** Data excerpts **
BEGIN
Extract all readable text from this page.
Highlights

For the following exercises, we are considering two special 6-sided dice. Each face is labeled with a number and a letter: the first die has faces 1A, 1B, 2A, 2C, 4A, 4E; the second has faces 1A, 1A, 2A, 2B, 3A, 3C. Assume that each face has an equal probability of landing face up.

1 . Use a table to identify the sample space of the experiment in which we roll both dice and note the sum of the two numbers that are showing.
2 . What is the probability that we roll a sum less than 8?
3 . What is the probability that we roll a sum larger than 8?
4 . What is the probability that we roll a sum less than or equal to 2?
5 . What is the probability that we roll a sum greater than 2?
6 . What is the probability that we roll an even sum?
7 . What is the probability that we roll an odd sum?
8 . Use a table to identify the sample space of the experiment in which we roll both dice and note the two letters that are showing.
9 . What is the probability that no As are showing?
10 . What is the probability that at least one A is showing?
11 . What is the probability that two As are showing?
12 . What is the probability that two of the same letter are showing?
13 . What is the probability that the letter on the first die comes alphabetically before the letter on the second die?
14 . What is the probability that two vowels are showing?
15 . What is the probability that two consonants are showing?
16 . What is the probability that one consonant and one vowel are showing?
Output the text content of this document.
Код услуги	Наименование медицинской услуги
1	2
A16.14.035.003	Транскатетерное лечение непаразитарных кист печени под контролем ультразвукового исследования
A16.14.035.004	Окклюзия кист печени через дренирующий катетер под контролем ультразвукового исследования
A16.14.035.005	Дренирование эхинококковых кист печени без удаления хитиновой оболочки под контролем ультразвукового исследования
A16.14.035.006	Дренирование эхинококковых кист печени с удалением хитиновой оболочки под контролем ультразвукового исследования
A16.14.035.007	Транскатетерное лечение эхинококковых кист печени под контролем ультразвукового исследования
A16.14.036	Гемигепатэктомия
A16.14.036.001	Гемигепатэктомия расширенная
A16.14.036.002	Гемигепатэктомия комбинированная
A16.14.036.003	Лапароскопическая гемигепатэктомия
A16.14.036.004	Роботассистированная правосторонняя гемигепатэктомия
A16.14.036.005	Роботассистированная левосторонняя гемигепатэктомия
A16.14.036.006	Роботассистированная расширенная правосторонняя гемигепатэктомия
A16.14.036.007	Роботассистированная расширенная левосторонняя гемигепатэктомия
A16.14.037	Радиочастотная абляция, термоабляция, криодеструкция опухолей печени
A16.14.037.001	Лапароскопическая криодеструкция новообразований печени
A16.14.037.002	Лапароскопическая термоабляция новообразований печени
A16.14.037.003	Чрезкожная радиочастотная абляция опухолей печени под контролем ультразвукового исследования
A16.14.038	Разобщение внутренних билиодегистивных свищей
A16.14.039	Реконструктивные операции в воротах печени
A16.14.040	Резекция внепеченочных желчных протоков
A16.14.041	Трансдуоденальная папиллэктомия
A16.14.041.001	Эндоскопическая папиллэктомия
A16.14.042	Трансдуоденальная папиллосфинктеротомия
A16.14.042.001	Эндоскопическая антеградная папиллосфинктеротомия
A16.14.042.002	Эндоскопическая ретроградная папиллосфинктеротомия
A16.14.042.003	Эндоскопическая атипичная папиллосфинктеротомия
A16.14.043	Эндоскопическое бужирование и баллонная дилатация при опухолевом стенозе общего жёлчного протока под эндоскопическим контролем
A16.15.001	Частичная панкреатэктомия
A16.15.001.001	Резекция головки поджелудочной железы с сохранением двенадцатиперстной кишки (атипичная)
END
From the entries above, extract every line where the word "левосторонняя" appears.

A16.14.036.005	Роботассистированная левосторонняя гемигепатэктомия
A16.14.036.007	Роботассистированная расширенная левосторонняя гемигепатэктомия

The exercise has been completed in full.